GIVEN INSTRUCTION: Retype the complete listing exactly as it appears.

* * * * *

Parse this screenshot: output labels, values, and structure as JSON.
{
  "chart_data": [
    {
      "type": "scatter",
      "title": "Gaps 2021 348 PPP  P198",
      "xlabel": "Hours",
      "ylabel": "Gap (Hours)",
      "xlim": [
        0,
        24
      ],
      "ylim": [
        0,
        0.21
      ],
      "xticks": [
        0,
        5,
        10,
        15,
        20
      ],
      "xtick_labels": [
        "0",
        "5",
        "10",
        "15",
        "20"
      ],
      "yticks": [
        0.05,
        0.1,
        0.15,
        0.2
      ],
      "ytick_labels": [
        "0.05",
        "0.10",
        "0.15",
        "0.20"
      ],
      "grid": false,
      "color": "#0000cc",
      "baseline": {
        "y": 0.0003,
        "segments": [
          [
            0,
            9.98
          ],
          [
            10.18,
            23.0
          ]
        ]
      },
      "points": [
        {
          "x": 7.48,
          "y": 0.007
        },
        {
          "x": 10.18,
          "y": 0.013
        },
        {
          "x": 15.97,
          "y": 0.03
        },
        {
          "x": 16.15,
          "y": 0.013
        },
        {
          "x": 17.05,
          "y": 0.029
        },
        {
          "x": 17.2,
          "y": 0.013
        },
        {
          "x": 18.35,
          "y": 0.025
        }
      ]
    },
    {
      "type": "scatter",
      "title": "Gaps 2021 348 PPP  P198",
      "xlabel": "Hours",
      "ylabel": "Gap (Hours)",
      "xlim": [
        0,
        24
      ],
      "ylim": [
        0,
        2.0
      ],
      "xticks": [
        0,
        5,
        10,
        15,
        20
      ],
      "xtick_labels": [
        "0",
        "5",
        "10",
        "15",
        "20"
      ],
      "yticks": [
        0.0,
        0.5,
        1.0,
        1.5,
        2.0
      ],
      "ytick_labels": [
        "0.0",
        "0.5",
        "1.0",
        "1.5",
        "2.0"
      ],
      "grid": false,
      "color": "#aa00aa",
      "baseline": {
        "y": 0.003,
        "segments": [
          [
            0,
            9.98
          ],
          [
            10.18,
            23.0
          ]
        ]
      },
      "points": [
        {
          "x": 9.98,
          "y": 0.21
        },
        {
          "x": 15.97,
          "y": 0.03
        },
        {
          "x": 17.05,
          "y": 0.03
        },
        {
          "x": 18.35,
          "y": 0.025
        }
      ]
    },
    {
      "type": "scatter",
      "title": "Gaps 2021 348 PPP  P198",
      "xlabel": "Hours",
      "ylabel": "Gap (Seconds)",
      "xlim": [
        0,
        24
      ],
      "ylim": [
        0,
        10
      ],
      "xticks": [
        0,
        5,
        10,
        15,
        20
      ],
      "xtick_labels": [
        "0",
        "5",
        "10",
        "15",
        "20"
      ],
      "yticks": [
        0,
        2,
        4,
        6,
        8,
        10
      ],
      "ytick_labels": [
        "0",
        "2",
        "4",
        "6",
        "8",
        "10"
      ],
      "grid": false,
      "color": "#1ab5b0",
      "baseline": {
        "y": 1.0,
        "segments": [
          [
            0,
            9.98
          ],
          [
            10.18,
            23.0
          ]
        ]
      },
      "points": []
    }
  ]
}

* * * * *

OUTPUT FOR THIS EXERCISE:
Parse this screenshot: output labels, values, and structure as JSON.
{
  "chart_data": [
    {
      "type": "scatter",
      "title": "Gaps 2021 348 PPP  P198",
      "xlabel": "Hours",
      "ylabel": "Gap (Hours)",
      "xlim": [
        0,
        24
      ],
      "ylim": [
        0,
        0.21
      ],
      "xticks": [
        0,
        5,
        10,
        15,
        20
      ],
      "xtick_labels": [
        "0",
        "5",
        "10",
        "15",
        "20"
      ],
      "yticks": [
        0.05,
        0.1,
        0.15,
        0.2
      ],
      "ytick_labels": [
        "0.05",
        "0.10",
        "0.15",
        "0.20"
      ],
      "grid": false,
      "color": "#0000cc",
      "baseline": {
        "y": 0.0003,
        "segments": [
          [
            0,
            9.98
          ],
          [
            10.18,
            23.0
          ]
        ]
      },
      "points": [
        {
          "x": 7.48,
          "y": 0.007
        },
        {
          "x": 10.18,
          "y": 0.013
        },
        {
          "x": 15.97,
          "y": 0.03
        },
        {
          "x": 16.15,
          "y": 0.013
        },
        {
          "x": 17.05,
          "y": 0.029
        },
        {
          "x": 17.2,
          "y": 0.013
        },
        {
          "x": 18.35,
          "y": 0.025
        }
      ]
    },
    {
      "type": "scatter",
      "title": "Gaps 2021 348 PPP  P198",
      "xlabel": "Hours",
      "ylabel": "Gap (Hours)",
      "xlim": [
        0,
        24
      ],
      "ylim": [
        0,
        2.0
      ],
      "xticks": [
        0,
        5,
        10,
        15,
        20
      ],
      "xtick_labels": [
        "0",
        "5",
        "10",
        "15",
        "20"
      ],
      "yticks": [
        0.0,
        0.5,
        1.0,
        1.5,
        2.0
      ],
      "ytick_labels": [
        "0.0",
        "0.5",
        "1.0",
        "1.5",
        "2.0"
      ],
      "grid": false,
      "color": "#aa00aa",
      "baseline": {
        "y": 0.003,
        "segments": [
          [
            0,
            9.98
          ],
          [
            10.18,
            23.0
          ]
        ]
      },
      "points": [
        {
          "x": 9.98,
          "y": 0.21
        },
        {
          "x": 15.97,
          "y": 0.03
        },
        {
          "x": 17.05,
          "y": 0.03
        },
        {
          "x": 18.35,
          "y": 0.025
        }
      ]
    },
    {
      "type": "scatter",
      "title": "Gaps 2021 348 PPP  P198",
      "xlabel": "Hours",
      "ylabel": "Gap (Seconds)",
      "xlim": [
        0,
        24
      ],
      "ylim": [
        0,
        10
      ],
      "xticks": [
        0,
        5,
        10,
        15,
        20
      ],
      "xtick_labels": [
        "0",
        "5",
        "10",
        "15",
        "20"
      ],
      "yticks": [
        0,
        2,
        4,
        6,
        8,
        10
      ],
      "ytick_labels": [
        "0",
        "2",
        "4",
        "6",
        "8",
        "10"
      ],
      "grid": false,
      "color": "#1ab5b0",
      "baseline": {
        "y": 1.0,
        "segments": [
          [
            0,
            9.98
          ],
          [
            10.18,
            23.0
          ]
        ]
      },
      "points": []
    }
  ]
}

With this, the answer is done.